- _Work to be completed_:
Copy out all lines with the word "JSON" in them.

[Data entries]
__________________________________________________

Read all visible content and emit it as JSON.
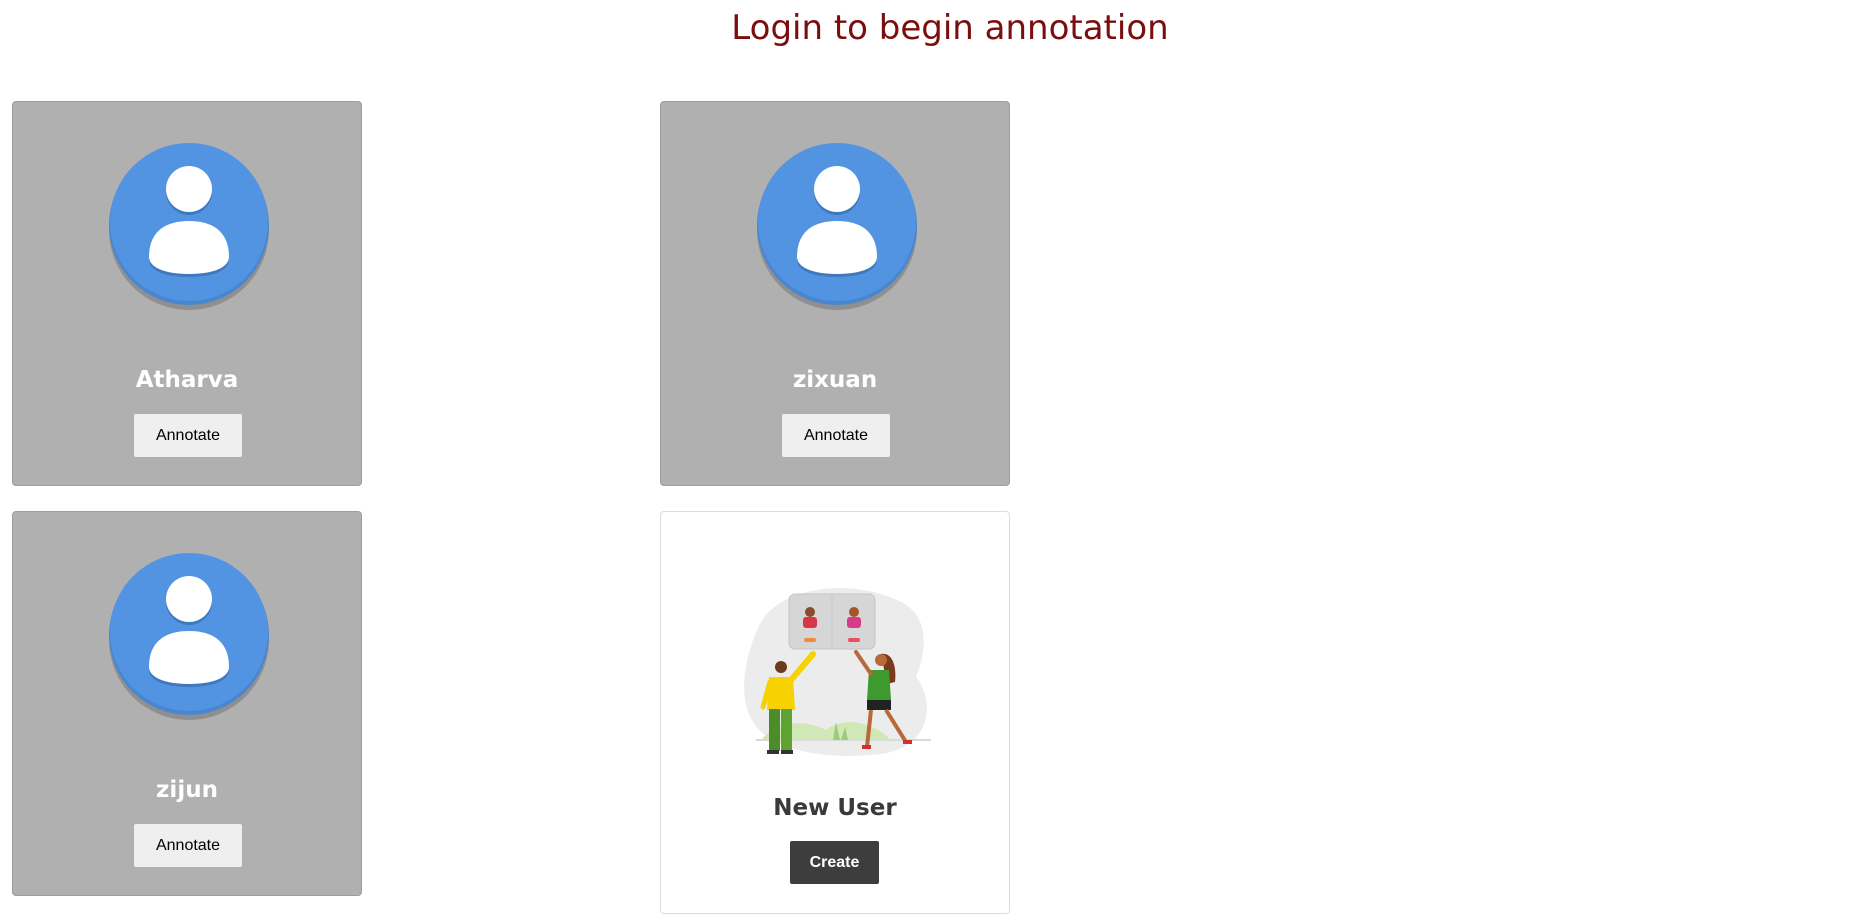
{
  "header": {
    "title": "Login to begin annotation"
  },
  "users": [
    {
      "name": "Atharva",
      "button_label": "Annotate"
    },
    {
      "name": "zixuan",
      "button_label": "Annotate"
    },
    {
      "name": "zijun",
      "button_label": "Annotate"
    }
  ],
  "new_user": {
    "label": "New User",
    "button_label": "Create"
  },
  "colors": {
    "title": "#7a0d0d",
    "card_background": "#b0b0b0",
    "avatar_blue": "#5294e2",
    "create_button": "#3d3d3d"
  },
  "icons": {
    "avatar": "account-circle-icon",
    "new_user_illustration": "people-collaboration-illustration"
  }
}
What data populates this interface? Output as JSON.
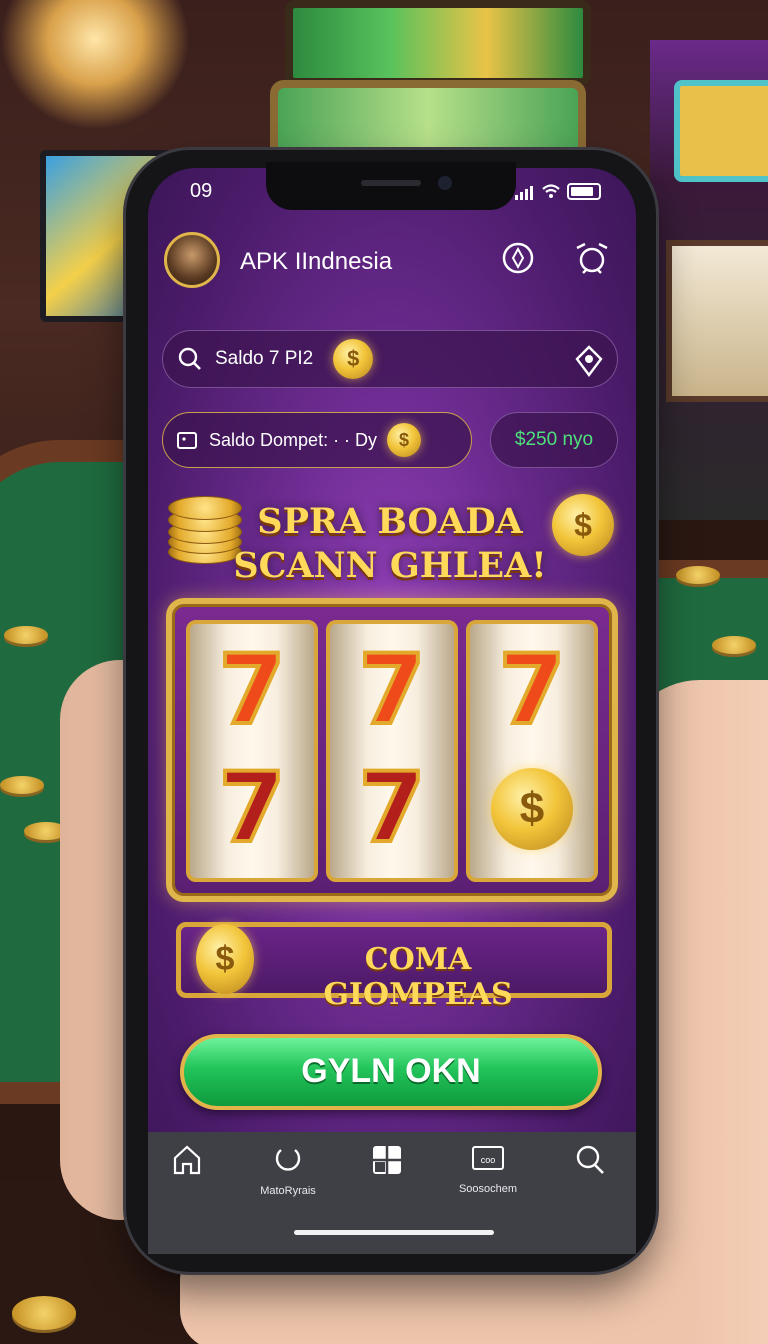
{
  "status_bar": {
    "time": "09"
  },
  "header": {
    "app_title": "APK IIndnesia",
    "avatar_icon": "avatar",
    "action_icons": [
      "compass-icon",
      "alarm-clock-icon"
    ]
  },
  "search_bar": {
    "text": "Saldo 7 PI2",
    "right_icon": "location-pin-icon"
  },
  "wallet": {
    "label": "Saldo Dompet: · · Dy",
    "balance": "$250 nyo"
  },
  "promo": {
    "line1": "SPRA BOADA",
    "line2": "SCANN GHLEA!"
  },
  "slot": {
    "top_row": [
      "7",
      "7",
      "7"
    ],
    "bottom_row": [
      "7",
      "7",
      "$"
    ]
  },
  "banner": {
    "text": "COMA GIOMPEAS"
  },
  "cta": {
    "label": "GYLN OKN"
  },
  "tabbar": {
    "tabs": [
      {
        "icon": "home-icon",
        "label": ""
      },
      {
        "icon": "refresh-icon",
        "label": "MatoRyrais"
      },
      {
        "icon": "grid-icon",
        "label": ""
      },
      {
        "icon": "ticket-icon",
        "label": "Soosochem"
      },
      {
        "icon": "search-icon",
        "label": ""
      }
    ]
  },
  "colors": {
    "accent_green": "#22c45a",
    "gold": "#e0b54a",
    "purple": "#6b2b8f"
  }
}
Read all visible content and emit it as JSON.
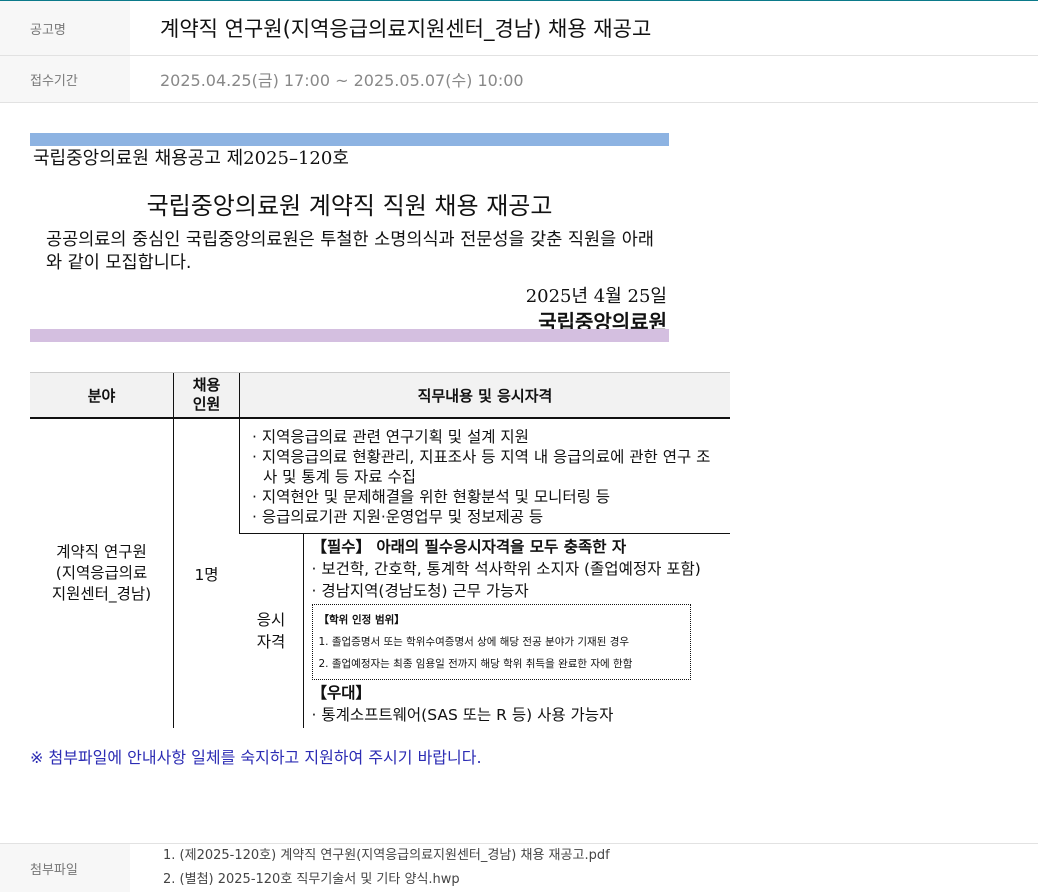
{
  "header": {
    "title_label": "공고명",
    "title": "계약직 연구원(지역응급의료지원센터_경남) 채용 재공고",
    "period_label": "접수기간",
    "period": "2025.04.25(금) 17:00 ~ 2025.05.07(수) 10:00"
  },
  "announcement": {
    "number": "국립중앙의료원 채용공고 제2025–120호",
    "title": "국립중앙의료원 계약직 직원 채용 재공고",
    "intro": "공공의료의 중심인 국립중앙의료원은 투철한 소명의식과 전문성을 갖춘 직원을 아래와 같이 모집합니다.",
    "date": "2025년 4월 25일",
    "org": "국립중앙의료원",
    "bar_top_color": "#8db3e2",
    "bar_bottom_color": "#d4bfe0"
  },
  "table": {
    "headers": [
      "분야",
      "채용\n인원",
      "직무내용 및 응시자격"
    ],
    "field": "계약직 연구원\n(지역응급의료\n지원센터_경남)",
    "count": "1명",
    "duties": [
      "· 지역응급의료 관련 연구기획 및 설계 지원",
      "· 지역응급의료 현황관리, 지표조사 등 지역 내 응급의료에 관한 연구 조사 및 통계 등 자료 수집",
      "· 지역현안 및 문제해결을 위한 현황분석 및 모니터링 등",
      "· 응급의료기관 지원·운영업무 및 정보제공 등"
    ],
    "qual_label": "응시\n자격",
    "required_head": "【필수】 아래의 필수응시자격을 모두 충족한 자",
    "required_items": [
      "· 보건학, 간호학, 통계학 석사학위 소지자 (졸업예정자 포함)",
      "· 경남지역(경남도청) 근무 가능자"
    ],
    "degree_box": {
      "head": "【학위 인정 범위】",
      "items": [
        "1. 졸업증명서 또는 학위수여증명서 상에 해당 전공 분야가 기재된 경우",
        "2. 졸업예정자는 최종 임용일 전까지 해당 학위 취득을 완료한 자에 한함"
      ]
    },
    "preferred_head": "【우대】",
    "preferred_items": [
      "· 통계소프트웨어(SAS 또는 R 등) 사용 가능자"
    ]
  },
  "notice": "※ 첨부파일에 안내사항 일체를 숙지하고 지원하여 주시기 바랍니다.",
  "attachments": {
    "label": "첨부파일",
    "files": [
      "1. (제2025-120호) 계약직 연구원(지역응급의료지원센터_경남) 채용 재공고.pdf",
      "2. (별첨) 2025-120호 직무기술서 및 기타 양식.hwp"
    ]
  }
}
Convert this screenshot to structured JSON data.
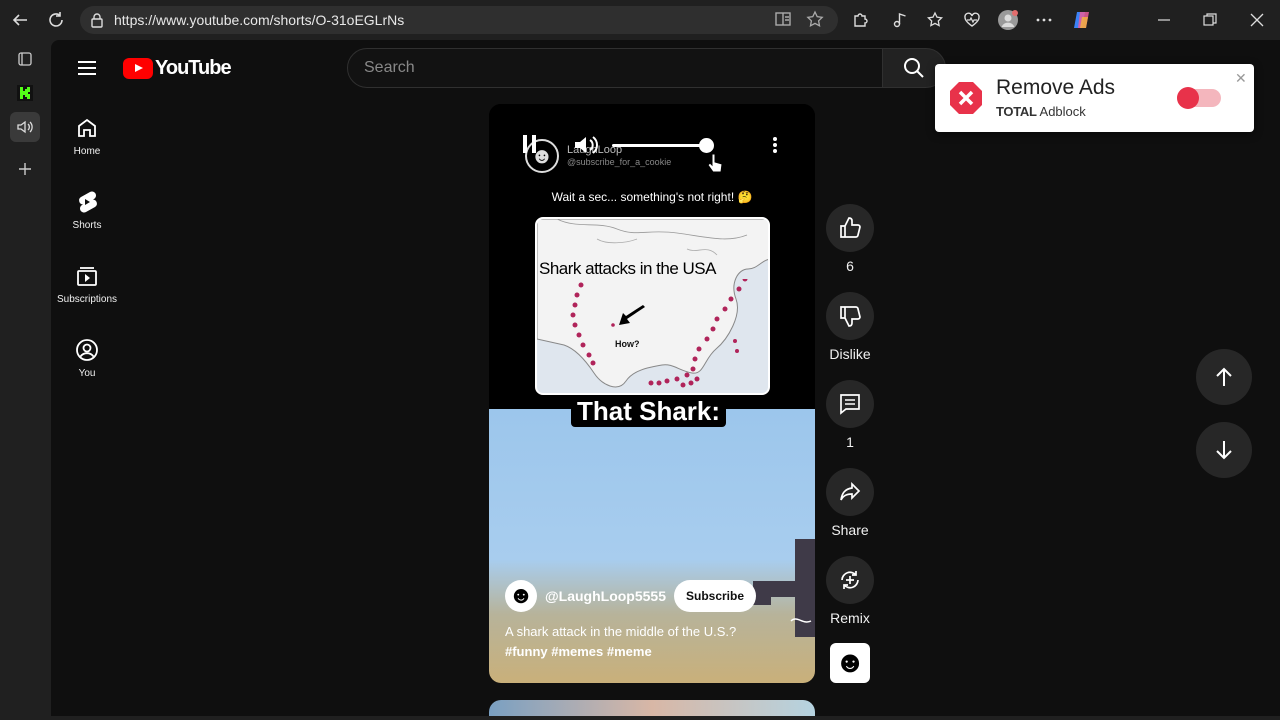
{
  "browser": {
    "url": "https://www.youtube.com/shorts/O-31oEGLrNs"
  },
  "youtube": {
    "logo_text": "YouTube",
    "search_placeholder": "Search",
    "sidebar": [
      {
        "label": "Home",
        "icon": "home-icon"
      },
      {
        "label": "Shorts",
        "icon": "shorts-icon"
      },
      {
        "label": "Subscriptions",
        "icon": "subscriptions-icon"
      },
      {
        "label": "You",
        "icon": "user-icon"
      }
    ]
  },
  "short": {
    "overlay_channel_name": "LaughLoop",
    "overlay_channel_handle": "@subscribe_for_a_cookie",
    "caption_question": "Wait a sec... something's not right! 🤔",
    "map_title": "Shark attacks in the USA",
    "map_label": "How?",
    "banner_text": "That Shark:",
    "channel_handle": "@LaughLoop5555",
    "subscribe_label": "Subscribe",
    "description": "A shark attack in the middle of the U.S.?",
    "hashtags": "#funny #memes #meme"
  },
  "actions": {
    "like_count": "6",
    "dislike_label": "Dislike",
    "comment_count": "1",
    "share_label": "Share",
    "remix_label": "Remix"
  },
  "adblock_popup": {
    "title": "Remove Ads",
    "brand_bold": "TOTAL",
    "brand_rest": " Adblock",
    "toggle_color": "#e8324a"
  }
}
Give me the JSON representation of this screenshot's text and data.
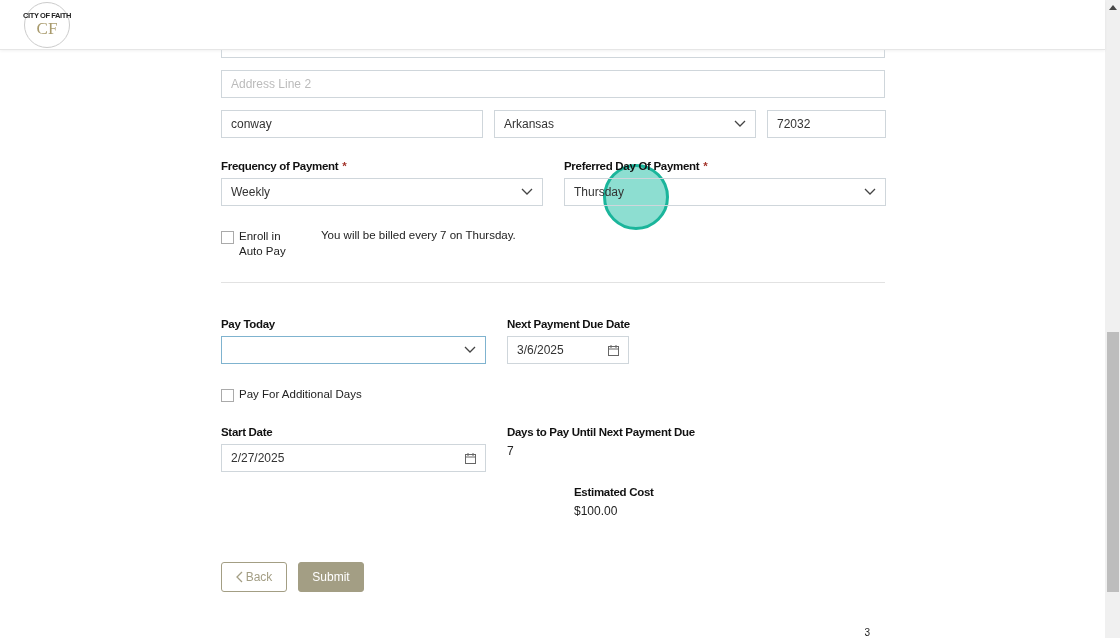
{
  "header": {
    "logo": {
      "name": "CITY OF FAITH",
      "initials": "CF"
    }
  },
  "address": {
    "line_1": {
      "cut_off": true
    },
    "line_2": {
      "placeholder": "Address Line 2"
    },
    "city": {
      "value": "conway"
    },
    "state": {
      "value": "Arkansas"
    },
    "zip": {
      "value": "72032"
    }
  },
  "frequency": {
    "label": "Frequency of Payment",
    "required_mark": "*",
    "value": "Weekly"
  },
  "preferred_day": {
    "label": "Preferred Day Of Payment",
    "required_mark": "*",
    "value": "Thursday",
    "click_marker": true
  },
  "auto_pay": {
    "label": "Enroll in Auto Pay",
    "checked": false
  },
  "billing_note": "You will be billed every 7 on Thursday.",
  "pay_today": {
    "label": "Pay Today",
    "focused": true
  },
  "next_due": {
    "label": "Next Payment Due Date",
    "value": "3/6/2025"
  },
  "additional_days": {
    "label": "Pay For Additional Days",
    "checked": false
  },
  "start_date": {
    "label": "Start Date",
    "value": "2/27/2025"
  },
  "days_to_pay": {
    "label": "Days to Pay Until Next Payment Due",
    "value": "7"
  },
  "estimated_cost": {
    "label": "Estimated Cost",
    "value": "$100.00"
  },
  "buttons": [
    {
      "label": "Back",
      "kind": "back"
    },
    {
      "label": "Submit",
      "kind": "submit"
    }
  ],
  "page_number": "3"
}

__________________________________________________

- _Exercise solution_:
Read all visible content and emit it as JSON.
What data populates this interface? Output as JSON.
Read all visible content and emit it as JSON.
Convert this screenshot to structured JSON data.
Give me the JSON representation of this screenshot's text and data.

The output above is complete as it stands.